Stated task —
Pull out every line of the material below that contains the string "Сара". Case counts.

Dataset records —
_____
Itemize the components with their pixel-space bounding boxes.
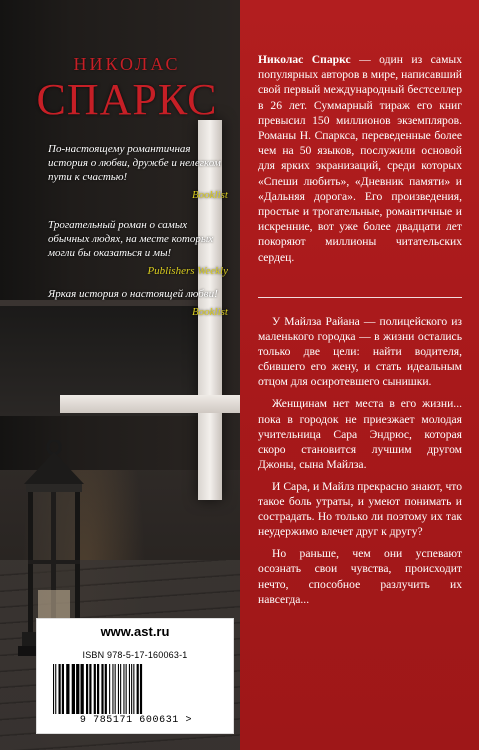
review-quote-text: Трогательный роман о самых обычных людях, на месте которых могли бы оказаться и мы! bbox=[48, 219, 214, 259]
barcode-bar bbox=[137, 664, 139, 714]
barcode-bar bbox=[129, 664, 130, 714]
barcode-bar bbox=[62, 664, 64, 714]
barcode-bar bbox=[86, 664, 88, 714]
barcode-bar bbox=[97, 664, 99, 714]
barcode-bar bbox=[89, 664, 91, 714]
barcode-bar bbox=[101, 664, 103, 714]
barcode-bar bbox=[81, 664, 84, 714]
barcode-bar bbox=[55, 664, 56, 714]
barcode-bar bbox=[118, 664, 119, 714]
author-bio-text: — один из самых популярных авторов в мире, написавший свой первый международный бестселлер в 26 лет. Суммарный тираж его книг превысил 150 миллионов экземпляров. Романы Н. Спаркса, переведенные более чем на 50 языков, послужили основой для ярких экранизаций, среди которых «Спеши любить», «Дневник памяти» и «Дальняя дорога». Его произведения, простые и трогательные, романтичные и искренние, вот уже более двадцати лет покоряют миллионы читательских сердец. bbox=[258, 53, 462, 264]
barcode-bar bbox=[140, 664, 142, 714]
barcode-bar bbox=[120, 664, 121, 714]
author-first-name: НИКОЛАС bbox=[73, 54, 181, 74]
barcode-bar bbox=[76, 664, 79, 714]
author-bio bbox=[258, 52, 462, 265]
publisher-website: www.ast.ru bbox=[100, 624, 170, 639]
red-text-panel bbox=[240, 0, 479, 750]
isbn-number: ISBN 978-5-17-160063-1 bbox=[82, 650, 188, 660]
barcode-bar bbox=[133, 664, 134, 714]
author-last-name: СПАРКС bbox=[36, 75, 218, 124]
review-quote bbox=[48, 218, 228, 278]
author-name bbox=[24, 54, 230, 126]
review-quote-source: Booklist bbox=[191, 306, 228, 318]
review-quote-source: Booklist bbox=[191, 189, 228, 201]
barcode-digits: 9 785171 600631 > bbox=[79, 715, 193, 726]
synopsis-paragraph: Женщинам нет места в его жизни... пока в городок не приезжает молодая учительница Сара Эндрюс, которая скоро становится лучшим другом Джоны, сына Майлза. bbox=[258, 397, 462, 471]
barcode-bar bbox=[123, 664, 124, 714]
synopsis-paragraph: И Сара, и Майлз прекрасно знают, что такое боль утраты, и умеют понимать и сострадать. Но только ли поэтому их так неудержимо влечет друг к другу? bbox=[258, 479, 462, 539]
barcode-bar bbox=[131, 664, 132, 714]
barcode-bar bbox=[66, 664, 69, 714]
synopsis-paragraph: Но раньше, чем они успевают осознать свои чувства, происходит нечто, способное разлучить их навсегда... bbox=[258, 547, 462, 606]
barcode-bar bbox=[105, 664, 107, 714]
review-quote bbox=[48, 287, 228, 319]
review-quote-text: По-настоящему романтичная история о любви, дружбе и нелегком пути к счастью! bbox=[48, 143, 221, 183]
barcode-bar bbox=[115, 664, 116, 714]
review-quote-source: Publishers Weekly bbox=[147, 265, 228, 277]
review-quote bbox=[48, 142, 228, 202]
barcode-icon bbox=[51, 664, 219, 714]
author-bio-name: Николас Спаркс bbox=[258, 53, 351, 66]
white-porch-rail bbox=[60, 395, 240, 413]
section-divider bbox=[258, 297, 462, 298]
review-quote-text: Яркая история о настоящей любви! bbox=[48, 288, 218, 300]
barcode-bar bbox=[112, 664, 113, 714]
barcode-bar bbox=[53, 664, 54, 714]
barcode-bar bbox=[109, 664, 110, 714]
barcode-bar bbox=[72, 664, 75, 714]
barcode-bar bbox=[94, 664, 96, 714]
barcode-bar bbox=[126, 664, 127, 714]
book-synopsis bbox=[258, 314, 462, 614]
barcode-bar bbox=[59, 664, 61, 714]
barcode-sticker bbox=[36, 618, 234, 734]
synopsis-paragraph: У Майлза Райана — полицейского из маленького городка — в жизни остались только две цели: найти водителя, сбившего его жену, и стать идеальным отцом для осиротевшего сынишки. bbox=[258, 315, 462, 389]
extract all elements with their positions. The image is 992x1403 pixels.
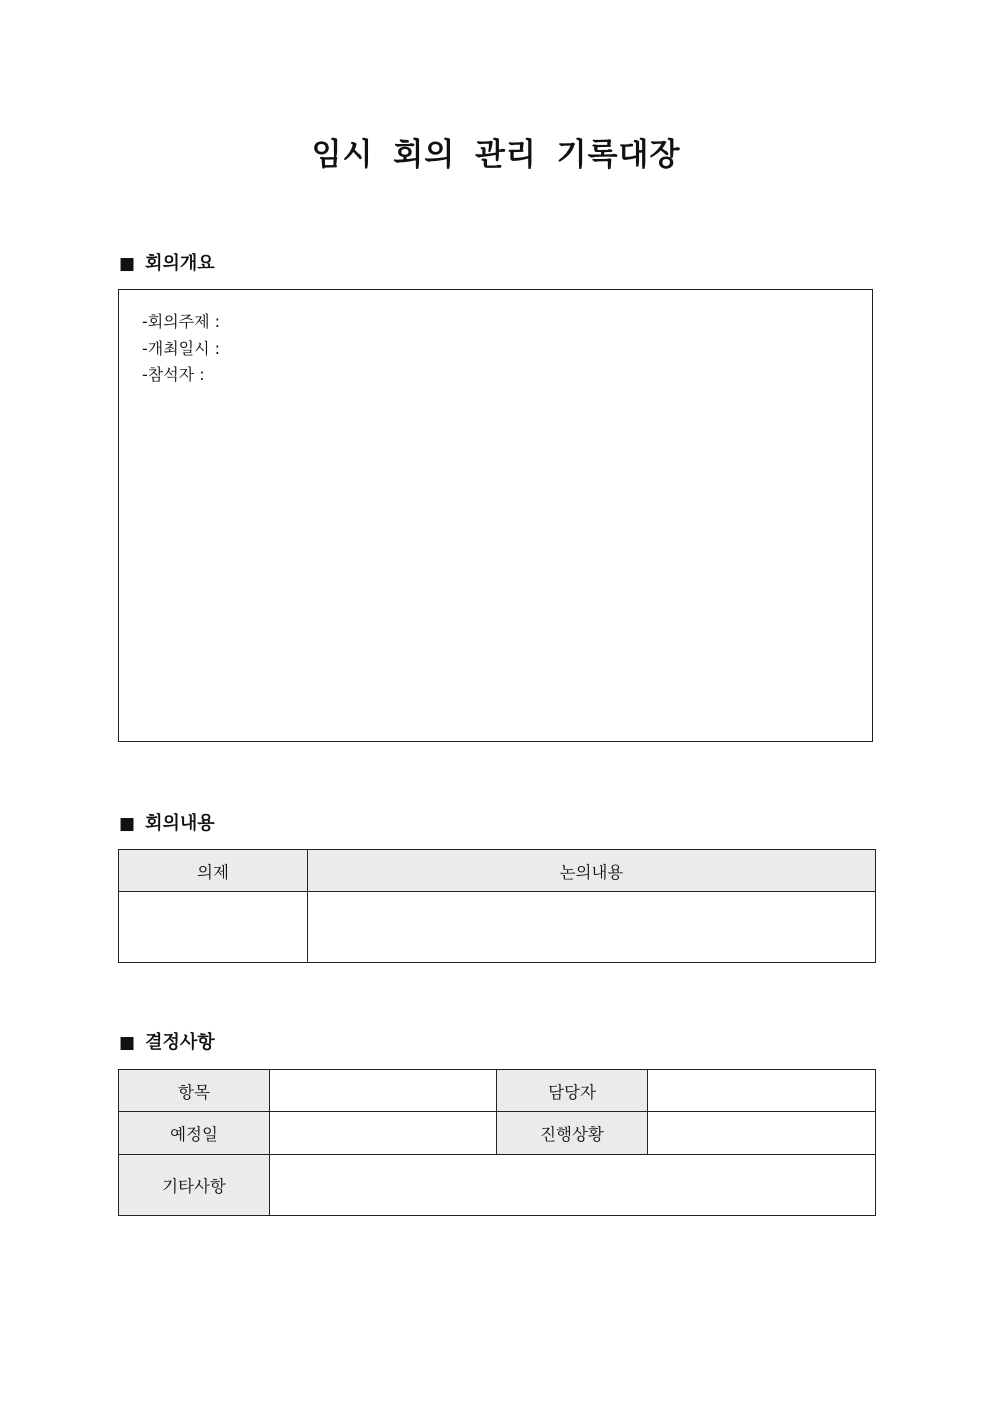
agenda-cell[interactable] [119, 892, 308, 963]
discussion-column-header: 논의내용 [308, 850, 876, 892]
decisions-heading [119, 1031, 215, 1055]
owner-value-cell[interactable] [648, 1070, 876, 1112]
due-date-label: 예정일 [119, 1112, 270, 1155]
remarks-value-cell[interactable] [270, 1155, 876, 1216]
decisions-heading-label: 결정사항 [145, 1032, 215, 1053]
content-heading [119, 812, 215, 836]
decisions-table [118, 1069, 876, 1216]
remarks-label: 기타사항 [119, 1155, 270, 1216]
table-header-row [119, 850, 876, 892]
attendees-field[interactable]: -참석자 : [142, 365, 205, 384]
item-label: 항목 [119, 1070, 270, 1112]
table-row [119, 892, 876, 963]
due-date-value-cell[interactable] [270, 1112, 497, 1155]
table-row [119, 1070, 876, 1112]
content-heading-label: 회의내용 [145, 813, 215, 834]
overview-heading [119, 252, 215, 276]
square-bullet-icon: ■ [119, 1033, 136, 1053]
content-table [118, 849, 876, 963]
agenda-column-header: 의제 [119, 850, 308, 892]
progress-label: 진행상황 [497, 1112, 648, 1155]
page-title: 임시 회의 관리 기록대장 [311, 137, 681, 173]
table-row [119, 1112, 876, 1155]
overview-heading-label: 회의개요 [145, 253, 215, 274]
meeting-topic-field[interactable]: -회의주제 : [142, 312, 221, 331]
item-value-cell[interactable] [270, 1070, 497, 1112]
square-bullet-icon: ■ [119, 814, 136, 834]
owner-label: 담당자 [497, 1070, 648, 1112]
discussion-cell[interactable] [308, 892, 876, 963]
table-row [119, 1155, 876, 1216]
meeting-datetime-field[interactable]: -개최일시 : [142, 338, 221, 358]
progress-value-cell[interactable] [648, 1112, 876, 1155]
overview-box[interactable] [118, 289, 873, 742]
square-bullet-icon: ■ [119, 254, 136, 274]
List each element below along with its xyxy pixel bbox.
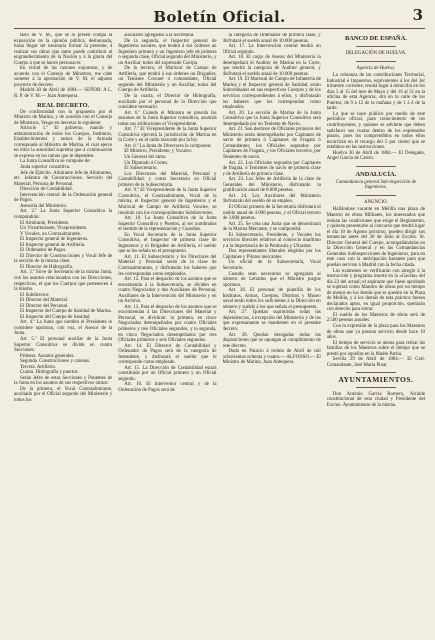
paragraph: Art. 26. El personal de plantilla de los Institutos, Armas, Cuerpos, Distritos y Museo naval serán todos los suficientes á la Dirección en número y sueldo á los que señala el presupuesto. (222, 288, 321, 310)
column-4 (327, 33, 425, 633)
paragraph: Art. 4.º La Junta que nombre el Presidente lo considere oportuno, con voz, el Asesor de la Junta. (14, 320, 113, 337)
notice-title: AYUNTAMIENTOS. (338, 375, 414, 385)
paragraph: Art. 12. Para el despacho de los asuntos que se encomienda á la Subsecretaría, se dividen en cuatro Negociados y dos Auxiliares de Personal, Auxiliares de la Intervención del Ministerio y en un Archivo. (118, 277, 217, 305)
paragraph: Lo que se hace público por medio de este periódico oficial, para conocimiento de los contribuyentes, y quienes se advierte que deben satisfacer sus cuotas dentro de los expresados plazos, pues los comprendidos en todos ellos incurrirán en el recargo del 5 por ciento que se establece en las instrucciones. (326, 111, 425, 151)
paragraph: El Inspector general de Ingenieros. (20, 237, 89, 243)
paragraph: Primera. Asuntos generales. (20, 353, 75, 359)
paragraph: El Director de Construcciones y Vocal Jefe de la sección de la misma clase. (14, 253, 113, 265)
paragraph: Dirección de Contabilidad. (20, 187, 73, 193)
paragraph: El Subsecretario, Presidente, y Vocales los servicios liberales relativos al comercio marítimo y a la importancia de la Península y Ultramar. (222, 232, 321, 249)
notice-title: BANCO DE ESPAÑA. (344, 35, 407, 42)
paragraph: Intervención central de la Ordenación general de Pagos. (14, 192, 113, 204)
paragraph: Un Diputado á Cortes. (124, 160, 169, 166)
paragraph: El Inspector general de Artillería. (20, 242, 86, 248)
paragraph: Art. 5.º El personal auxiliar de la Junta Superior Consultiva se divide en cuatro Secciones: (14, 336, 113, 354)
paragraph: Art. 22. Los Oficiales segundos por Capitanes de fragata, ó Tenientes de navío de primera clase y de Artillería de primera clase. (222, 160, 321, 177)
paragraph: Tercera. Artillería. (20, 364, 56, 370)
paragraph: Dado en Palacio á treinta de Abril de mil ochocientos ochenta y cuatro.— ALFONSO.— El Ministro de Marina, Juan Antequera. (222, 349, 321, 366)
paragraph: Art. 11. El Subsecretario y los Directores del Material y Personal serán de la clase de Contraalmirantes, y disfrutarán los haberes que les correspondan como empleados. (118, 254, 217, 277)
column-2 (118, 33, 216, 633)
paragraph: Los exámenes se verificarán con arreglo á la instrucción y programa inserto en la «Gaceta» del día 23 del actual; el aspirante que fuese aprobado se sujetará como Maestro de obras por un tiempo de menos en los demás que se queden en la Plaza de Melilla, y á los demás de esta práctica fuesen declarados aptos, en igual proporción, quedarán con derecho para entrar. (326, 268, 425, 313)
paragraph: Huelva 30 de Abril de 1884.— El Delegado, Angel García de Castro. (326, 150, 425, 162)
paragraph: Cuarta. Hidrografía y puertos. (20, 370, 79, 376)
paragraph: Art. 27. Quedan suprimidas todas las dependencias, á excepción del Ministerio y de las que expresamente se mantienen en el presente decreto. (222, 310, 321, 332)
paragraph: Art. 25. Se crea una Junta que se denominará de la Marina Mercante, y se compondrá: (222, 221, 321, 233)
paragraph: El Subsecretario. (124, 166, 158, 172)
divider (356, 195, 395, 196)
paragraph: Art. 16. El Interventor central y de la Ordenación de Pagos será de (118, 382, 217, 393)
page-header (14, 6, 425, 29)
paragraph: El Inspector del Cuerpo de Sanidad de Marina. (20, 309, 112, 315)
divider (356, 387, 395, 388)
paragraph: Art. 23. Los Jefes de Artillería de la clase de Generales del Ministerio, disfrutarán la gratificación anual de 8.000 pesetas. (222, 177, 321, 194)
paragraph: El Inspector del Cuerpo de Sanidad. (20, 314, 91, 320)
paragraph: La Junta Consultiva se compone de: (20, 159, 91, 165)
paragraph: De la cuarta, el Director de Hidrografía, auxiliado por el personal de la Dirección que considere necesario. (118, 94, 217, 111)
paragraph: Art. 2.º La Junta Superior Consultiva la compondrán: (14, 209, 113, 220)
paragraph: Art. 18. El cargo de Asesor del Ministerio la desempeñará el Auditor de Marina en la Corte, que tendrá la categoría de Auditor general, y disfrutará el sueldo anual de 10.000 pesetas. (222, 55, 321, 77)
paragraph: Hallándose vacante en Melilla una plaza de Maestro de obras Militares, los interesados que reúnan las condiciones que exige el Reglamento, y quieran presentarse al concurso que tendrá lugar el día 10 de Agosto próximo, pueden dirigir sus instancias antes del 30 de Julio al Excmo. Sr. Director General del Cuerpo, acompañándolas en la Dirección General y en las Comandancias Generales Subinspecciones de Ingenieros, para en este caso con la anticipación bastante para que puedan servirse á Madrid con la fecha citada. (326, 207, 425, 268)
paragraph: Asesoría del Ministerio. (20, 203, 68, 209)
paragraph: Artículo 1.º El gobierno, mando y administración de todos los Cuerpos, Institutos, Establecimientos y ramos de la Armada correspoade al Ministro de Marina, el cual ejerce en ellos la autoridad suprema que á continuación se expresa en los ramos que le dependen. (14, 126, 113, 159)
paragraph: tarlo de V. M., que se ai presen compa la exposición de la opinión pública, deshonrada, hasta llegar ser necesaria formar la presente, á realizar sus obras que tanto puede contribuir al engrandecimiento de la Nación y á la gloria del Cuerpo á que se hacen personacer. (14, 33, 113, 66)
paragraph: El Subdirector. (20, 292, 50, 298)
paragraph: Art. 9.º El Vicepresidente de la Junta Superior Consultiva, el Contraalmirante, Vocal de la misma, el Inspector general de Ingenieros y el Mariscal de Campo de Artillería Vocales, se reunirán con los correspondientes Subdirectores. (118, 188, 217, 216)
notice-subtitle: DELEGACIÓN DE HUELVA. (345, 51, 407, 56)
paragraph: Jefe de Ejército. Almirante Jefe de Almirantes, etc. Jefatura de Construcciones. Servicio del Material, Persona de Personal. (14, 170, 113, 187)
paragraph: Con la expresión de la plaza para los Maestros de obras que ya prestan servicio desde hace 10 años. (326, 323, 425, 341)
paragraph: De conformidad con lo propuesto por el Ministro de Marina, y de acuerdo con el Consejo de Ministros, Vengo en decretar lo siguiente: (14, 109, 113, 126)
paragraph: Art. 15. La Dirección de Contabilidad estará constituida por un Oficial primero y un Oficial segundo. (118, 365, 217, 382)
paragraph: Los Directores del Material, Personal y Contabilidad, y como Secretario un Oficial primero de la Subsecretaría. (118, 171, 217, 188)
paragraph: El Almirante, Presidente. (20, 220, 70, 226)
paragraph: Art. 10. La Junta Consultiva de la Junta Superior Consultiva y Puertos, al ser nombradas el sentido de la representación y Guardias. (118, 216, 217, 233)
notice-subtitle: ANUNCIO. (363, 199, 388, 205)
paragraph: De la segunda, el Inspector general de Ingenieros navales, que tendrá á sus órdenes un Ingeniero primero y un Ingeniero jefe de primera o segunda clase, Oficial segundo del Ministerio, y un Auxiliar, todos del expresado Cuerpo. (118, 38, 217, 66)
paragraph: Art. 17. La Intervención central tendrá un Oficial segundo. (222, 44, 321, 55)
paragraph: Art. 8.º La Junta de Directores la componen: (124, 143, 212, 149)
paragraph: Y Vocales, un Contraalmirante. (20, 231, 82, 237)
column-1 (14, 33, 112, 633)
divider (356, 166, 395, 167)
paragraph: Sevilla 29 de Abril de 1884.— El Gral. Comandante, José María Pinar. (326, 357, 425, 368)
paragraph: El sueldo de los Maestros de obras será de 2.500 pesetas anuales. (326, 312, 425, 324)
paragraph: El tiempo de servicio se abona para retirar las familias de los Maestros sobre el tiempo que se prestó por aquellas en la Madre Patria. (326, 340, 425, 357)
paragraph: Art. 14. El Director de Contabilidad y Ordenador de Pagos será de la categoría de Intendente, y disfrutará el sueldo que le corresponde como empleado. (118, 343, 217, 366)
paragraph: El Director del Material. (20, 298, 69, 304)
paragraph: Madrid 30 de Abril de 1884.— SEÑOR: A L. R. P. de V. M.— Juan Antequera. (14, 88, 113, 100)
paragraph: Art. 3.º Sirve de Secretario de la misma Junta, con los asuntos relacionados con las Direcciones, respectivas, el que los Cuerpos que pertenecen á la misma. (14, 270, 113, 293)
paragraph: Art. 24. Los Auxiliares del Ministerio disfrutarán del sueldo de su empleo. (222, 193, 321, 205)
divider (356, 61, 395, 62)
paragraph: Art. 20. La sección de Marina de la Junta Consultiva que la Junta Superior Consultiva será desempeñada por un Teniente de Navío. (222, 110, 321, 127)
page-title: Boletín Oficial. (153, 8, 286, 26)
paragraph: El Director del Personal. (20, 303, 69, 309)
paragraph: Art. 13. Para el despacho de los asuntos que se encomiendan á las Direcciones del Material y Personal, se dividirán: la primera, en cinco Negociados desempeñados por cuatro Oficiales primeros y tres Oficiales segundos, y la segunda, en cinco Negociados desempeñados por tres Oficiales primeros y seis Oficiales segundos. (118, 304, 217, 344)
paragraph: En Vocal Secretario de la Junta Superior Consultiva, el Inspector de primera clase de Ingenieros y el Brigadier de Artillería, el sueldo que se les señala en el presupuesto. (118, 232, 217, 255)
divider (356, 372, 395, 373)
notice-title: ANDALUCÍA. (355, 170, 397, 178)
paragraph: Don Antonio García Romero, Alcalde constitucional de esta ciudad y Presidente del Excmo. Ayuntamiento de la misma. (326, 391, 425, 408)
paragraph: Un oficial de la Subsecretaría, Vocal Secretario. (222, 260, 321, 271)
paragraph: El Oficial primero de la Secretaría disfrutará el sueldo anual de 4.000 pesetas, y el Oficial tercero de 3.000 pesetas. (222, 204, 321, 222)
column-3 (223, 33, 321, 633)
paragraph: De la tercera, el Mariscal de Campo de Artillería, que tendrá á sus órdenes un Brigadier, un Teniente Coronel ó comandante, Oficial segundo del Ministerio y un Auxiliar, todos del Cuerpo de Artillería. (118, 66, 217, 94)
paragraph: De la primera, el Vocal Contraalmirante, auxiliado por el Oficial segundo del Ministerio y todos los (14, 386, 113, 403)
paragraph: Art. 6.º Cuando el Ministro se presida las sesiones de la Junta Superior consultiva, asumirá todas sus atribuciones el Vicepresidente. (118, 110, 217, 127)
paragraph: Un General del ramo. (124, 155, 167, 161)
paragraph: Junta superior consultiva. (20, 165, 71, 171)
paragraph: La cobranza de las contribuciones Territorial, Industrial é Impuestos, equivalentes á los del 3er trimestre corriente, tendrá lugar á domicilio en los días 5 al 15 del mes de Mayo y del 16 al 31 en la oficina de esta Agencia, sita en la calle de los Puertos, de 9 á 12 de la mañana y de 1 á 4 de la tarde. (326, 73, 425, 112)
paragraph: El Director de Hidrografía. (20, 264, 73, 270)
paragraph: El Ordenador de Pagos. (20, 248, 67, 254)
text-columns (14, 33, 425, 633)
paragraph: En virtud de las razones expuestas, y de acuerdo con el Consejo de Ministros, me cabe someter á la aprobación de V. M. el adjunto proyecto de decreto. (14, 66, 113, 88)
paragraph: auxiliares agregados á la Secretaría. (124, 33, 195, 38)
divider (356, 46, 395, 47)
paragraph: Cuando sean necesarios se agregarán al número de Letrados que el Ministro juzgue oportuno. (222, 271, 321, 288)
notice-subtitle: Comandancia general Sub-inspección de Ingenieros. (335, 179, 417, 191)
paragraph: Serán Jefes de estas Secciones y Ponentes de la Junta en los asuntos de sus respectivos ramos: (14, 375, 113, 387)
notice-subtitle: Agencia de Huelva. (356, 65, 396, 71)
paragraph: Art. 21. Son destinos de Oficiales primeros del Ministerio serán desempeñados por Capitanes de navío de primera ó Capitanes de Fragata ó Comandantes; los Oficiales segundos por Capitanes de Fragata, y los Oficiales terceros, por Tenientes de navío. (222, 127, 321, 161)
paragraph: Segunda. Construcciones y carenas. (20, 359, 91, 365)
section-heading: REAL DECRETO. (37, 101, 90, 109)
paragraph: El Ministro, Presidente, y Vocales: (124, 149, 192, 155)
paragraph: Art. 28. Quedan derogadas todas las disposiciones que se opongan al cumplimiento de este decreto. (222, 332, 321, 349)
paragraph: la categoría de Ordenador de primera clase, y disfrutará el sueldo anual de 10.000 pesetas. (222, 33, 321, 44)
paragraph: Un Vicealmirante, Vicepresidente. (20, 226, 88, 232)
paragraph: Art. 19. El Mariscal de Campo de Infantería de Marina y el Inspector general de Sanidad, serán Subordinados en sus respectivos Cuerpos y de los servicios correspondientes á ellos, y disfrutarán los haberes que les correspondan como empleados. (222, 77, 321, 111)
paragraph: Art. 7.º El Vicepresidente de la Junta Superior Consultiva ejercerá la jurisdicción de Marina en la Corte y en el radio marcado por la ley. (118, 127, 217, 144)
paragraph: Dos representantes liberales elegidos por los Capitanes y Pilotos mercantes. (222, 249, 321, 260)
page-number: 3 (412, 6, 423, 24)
_____
Task result —
synopsis-paragraph: Женщинам нет места в его жизни... пока в городок не приезжает молодая учительница Сара Эндрюс, которая скоро становится лучшим другом Джоны, сына Майлза. bbox=[258, 397, 462, 471]
synopsis-paragraph: И Сара, и Майлз прекрасно знают, что такое боль утраты, и умеют понимать и сострадать. Но только ли поэтому их так неудержимо влечет друг к другу? bbox=[258, 479, 462, 539]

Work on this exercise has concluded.